### Stored rows:
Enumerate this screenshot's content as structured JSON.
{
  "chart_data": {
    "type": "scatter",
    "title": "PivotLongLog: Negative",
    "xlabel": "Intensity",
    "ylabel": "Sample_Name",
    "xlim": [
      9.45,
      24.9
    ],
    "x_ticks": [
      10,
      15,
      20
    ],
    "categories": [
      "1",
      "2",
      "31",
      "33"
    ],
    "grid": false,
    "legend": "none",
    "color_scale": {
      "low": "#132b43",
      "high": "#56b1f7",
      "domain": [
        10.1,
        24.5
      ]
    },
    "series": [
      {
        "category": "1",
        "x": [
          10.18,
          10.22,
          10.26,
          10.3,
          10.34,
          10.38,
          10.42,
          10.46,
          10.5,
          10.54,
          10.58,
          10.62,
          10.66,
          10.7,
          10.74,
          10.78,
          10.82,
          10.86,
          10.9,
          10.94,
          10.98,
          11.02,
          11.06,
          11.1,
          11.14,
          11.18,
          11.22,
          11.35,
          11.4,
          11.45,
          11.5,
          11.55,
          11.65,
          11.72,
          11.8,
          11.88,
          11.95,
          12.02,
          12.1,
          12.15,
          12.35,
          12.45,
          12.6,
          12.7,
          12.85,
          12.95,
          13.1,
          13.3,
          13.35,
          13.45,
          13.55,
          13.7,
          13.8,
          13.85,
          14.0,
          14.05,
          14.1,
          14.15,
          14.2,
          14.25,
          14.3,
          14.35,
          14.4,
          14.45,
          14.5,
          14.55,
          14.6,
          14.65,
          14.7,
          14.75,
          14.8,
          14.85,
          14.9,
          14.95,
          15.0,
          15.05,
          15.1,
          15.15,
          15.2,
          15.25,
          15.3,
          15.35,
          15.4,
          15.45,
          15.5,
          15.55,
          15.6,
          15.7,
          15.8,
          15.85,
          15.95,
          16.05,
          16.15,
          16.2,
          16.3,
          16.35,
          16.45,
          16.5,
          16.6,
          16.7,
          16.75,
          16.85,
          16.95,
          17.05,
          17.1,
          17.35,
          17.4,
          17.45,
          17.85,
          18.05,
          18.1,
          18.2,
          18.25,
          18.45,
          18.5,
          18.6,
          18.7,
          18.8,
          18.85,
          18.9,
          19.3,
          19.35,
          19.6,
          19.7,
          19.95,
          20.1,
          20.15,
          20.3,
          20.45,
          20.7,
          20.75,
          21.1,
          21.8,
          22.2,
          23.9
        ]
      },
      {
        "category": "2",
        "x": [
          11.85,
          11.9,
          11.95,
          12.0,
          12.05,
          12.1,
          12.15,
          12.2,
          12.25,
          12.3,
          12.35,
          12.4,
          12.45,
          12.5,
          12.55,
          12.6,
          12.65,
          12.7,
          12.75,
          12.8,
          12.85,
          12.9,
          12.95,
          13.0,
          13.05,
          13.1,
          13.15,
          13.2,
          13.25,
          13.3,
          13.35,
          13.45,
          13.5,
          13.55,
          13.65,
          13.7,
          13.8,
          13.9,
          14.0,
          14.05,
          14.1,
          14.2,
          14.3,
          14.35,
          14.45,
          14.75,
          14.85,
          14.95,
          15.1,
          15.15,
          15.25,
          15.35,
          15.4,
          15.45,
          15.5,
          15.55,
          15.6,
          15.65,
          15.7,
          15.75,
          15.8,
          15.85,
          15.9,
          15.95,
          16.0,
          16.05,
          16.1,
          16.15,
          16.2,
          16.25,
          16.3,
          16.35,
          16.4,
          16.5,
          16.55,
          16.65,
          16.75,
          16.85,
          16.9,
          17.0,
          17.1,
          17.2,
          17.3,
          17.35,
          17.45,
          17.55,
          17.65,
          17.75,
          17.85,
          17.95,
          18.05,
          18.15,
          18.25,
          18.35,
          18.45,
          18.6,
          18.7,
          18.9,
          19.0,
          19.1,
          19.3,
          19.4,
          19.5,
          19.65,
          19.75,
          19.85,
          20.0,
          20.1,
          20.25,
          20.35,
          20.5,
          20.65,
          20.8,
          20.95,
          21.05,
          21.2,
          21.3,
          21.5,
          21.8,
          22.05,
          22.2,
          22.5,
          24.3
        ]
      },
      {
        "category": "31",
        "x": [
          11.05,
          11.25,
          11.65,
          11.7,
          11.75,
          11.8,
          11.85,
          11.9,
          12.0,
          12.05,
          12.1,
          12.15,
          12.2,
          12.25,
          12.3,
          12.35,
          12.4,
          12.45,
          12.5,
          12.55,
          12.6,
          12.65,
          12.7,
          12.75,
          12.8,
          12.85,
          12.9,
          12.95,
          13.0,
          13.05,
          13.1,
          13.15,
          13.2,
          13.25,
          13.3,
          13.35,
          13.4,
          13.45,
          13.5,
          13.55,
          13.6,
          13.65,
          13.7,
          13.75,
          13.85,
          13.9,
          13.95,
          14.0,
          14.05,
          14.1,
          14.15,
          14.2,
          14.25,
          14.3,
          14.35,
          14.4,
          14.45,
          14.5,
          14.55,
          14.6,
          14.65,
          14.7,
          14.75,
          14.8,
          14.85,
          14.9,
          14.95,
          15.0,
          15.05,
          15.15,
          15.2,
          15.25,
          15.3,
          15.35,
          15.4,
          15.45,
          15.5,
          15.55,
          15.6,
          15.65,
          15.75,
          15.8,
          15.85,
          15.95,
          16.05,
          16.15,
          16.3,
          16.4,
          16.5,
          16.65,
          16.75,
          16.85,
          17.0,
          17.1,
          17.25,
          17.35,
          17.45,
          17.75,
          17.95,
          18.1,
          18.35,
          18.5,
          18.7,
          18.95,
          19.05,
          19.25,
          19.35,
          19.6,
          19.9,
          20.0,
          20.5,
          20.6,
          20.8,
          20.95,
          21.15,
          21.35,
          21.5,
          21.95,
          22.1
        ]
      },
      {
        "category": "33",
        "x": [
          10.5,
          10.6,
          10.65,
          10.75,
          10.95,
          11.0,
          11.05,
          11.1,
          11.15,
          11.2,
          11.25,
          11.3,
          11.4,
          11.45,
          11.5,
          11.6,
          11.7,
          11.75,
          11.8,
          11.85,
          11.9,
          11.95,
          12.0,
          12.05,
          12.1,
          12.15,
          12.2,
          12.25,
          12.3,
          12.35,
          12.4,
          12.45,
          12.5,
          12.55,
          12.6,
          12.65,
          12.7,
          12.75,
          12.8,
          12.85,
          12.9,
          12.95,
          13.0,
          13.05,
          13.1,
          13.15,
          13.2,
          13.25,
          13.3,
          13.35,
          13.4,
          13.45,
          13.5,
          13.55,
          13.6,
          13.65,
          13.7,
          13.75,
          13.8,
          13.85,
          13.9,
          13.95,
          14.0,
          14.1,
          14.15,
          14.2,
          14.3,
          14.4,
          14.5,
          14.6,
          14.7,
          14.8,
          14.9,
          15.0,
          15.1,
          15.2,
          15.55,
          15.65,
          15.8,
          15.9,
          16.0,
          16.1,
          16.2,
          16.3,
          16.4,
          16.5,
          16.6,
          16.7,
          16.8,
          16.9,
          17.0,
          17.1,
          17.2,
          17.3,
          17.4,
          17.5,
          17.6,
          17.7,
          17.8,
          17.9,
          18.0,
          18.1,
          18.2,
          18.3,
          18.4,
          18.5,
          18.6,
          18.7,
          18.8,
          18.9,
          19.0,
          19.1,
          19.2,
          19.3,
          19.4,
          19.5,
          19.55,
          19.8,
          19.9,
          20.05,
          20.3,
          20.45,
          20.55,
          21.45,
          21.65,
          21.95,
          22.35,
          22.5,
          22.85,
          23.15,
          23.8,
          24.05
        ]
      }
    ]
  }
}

### Direction:
Retype the whole listing above exactly.

### Solution to this exercise:
Enumerate this screenshot's content as structured JSON.
{
  "chart_data": {
    "type": "scatter",
    "title": "PivotLongLog: Negative",
    "xlabel": "Intensity",
    "ylabel": "Sample_Name",
    "xlim": [
      9.45,
      24.9
    ],
    "x_ticks": [
      10,
      15,
      20
    ],
    "categories": [
      "1",
      "2",
      "31",
      "33"
    ],
    "grid": false,
    "legend": "none",
    "color_scale": {
      "low": "#132b43",
      "high": "#56b1f7",
      "domain": [
        10.1,
        24.5
      ]
    },
    "series": [
      {
        "category": "1",
        "x": [
          10.18,
          10.22,
          10.26,
          10.3,
          10.34,
          10.38,
          10.42,
          10.46,
          10.5,
          10.54,
          10.58,
          10.62,
          10.66,
          10.7,
          10.74,
          10.78,
          10.82,
          10.86,
          10.9,
          10.94,
          10.98,
          11.02,
          11.06,
          11.1,
          11.14,
          11.18,
          11.22,
          11.35,
          11.4,
          11.45,
          11.5,
          11.55,
          11.65,
          11.72,
          11.8,
          11.88,
          11.95,
          12.02,
          12.1,
          12.15,
          12.35,
          12.45,
          12.6,
          12.7,
          12.85,
          12.95,
          13.1,
          13.3,
          13.35,
          13.45,
          13.55,
          13.7,
          13.8,
          13.85,
          14.0,
          14.05,
          14.1,
          14.15,
          14.2,
          14.25,
          14.3,
          14.35,
          14.4,
          14.45,
          14.5,
          14.55,
          14.6,
          14.65,
          14.7,
          14.75,
          14.8,
          14.85,
          14.9,
          14.95,
          15.0,
          15.05,
          15.1,
          15.15,
          15.2,
          15.25,
          15.3,
          15.35,
          15.4,
          15.45,
          15.5,
          15.55,
          15.6,
          15.7,
          15.8,
          15.85,
          15.95,
          16.05,
          16.15,
          16.2,
          16.3,
          16.35,
          16.45,
          16.5,
          16.6,
          16.7,
          16.75,
          16.85,
          16.95,
          17.05,
          17.1,
          17.35,
          17.4,
          17.45,
          17.85,
          18.05,
          18.1,
          18.2,
          18.25,
          18.45,
          18.5,
          18.6,
          18.7,
          18.8,
          18.85,
          18.9,
          19.3,
          19.35,
          19.6,
          19.7,
          19.95,
          20.1,
          20.15,
          20.3,
          20.45,
          20.7,
          20.75,
          21.1,
          21.8,
          22.2,
          23.9
        ]
      },
      {
        "category": "2",
        "x": [
          11.85,
          11.9,
          11.95,
          12.0,
          12.05,
          12.1,
          12.15,
          12.2,
          12.25,
          12.3,
          12.35,
          12.4,
          12.45,
          12.5,
          12.55,
          12.6,
          12.65,
          12.7,
          12.75,
          12.8,
          12.85,
          12.9,
          12.95,
          13.0,
          13.05,
          13.1,
          13.15,
          13.2,
          13.25,
          13.3,
          13.35,
          13.45,
          13.5,
          13.55,
          13.65,
          13.7,
          13.8,
          13.9,
          14.0,
          14.05,
          14.1,
          14.2,
          14.3,
          14.35,
          14.45,
          14.75,
          14.85,
          14.95,
          15.1,
          15.15,
          15.25,
          15.35,
          15.4,
          15.45,
          15.5,
          15.55,
          15.6,
          15.65,
          15.7,
          15.75,
          15.8,
          15.85,
          15.9,
          15.95,
          16.0,
          16.05,
          16.1,
          16.15,
          16.2,
          16.25,
          16.3,
          16.35,
          16.4,
          16.5,
          16.55,
          16.65,
          16.75,
          16.85,
          16.9,
          17.0,
          17.1,
          17.2,
          17.3,
          17.35,
          17.45,
          17.55,
          17.65,
          17.75,
          17.85,
          17.95,
          18.05,
          18.15,
          18.25,
          18.35,
          18.45,
          18.6,
          18.7,
          18.9,
          19.0,
          19.1,
          19.3,
          19.4,
          19.5,
          19.65,
          19.75,
          19.85,
          20.0,
          20.1,
          20.25,
          20.35,
          20.5,
          20.65,
          20.8,
          20.95,
          21.05,
          21.2,
          21.3,
          21.5,
          21.8,
          22.05,
          22.2,
          22.5,
          24.3
        ]
      },
      {
        "category": "31",
        "x": [
          11.05,
          11.25,
          11.65,
          11.7,
          11.75,
          11.8,
          11.85,
          11.9,
          12.0,
          12.05,
          12.1,
          12.15,
          12.2,
          12.25,
          12.3,
          12.35,
          12.4,
          12.45,
          12.5,
          12.55,
          12.6,
          12.65,
          12.7,
          12.75,
          12.8,
          12.85,
          12.9,
          12.95,
          13.0,
          13.05,
          13.1,
          13.15,
          13.2,
          13.25,
          13.3,
          13.35,
          13.4,
          13.45,
          13.5,
          13.55,
          13.6,
          13.65,
          13.7,
          13.75,
          13.85,
          13.9,
          13.95,
          14.0,
          14.05,
          14.1,
          14.15,
          14.2,
          14.25,
          14.3,
          14.35,
          14.4,
          14.45,
          14.5,
          14.55,
          14.6,
          14.65,
          14.7,
          14.75,
          14.8,
          14.85,
          14.9,
          14.95,
          15.0,
          15.05,
          15.15,
          15.2,
          15.25,
          15.3,
          15.35,
          15.4,
          15.45,
          15.5,
          15.55,
          15.6,
          15.65,
          15.75,
          15.8,
          15.85,
          15.95,
          16.05,
          16.15,
          16.3,
          16.4,
          16.5,
          16.65,
          16.75,
          16.85,
          17.0,
          17.1,
          17.25,
          17.35,
          17.45,
          17.75,
          17.95,
          18.1,
          18.35,
          18.5,
          18.7,
          18.95,
          19.05,
          19.25,
          19.35,
          19.6,
          19.9,
          20.0,
          20.5,
          20.6,
          20.8,
          20.95,
          21.15,
          21.35,
          21.5,
          21.95,
          22.1
        ]
      },
      {
        "category": "33",
        "x": [
          10.5,
          10.6,
          10.65,
          10.75,
          10.95,
          11.0,
          11.05,
          11.1,
          11.15,
          11.2,
          11.25,
          11.3,
          11.4,
          11.45,
          11.5,
          11.6,
          11.7,
          11.75,
          11.8,
          11.85,
          11.9,
          11.95,
          12.0,
          12.05,
          12.1,
          12.15,
          12.2,
          12.25,
          12.3,
          12.35,
          12.4,
          12.45,
          12.5,
          12.55,
          12.6,
          12.65,
          12.7,
          12.75,
          12.8,
          12.85,
          12.9,
          12.95,
          13.0,
          13.05,
          13.1,
          13.15,
          13.2,
          13.25,
          13.3,
          13.35,
          13.4,
          13.45,
          13.5,
          13.55,
          13.6,
          13.65,
          13.7,
          13.75,
          13.8,
          13.85,
          13.9,
          13.95,
          14.0,
          14.1,
          14.15,
          14.2,
          14.3,
          14.4,
          14.5,
          14.6,
          14.7,
          14.8,
          14.9,
          15.0,
          15.1,
          15.2,
          15.55,
          15.65,
          15.8,
          15.9,
          16.0,
          16.1,
          16.2,
          16.3,
          16.4,
          16.5,
          16.6,
          16.7,
          16.8,
          16.9,
          17.0,
          17.1,
          17.2,
          17.3,
          17.4,
          17.5,
          17.6,
          17.7,
          17.8,
          17.9,
          18.0,
          18.1,
          18.2,
          18.3,
          18.4,
          18.5,
          18.6,
          18.7,
          18.8,
          18.9,
          19.0,
          19.1,
          19.2,
          19.3,
          19.4,
          19.5,
          19.55,
          19.8,
          19.9,
          20.05,
          20.3,
          20.45,
          20.55,
          21.45,
          21.65,
          21.95,
          22.35,
          22.5,
          22.85,
          23.15,
          23.8,
          24.05
        ]
      }
    ]
  }
}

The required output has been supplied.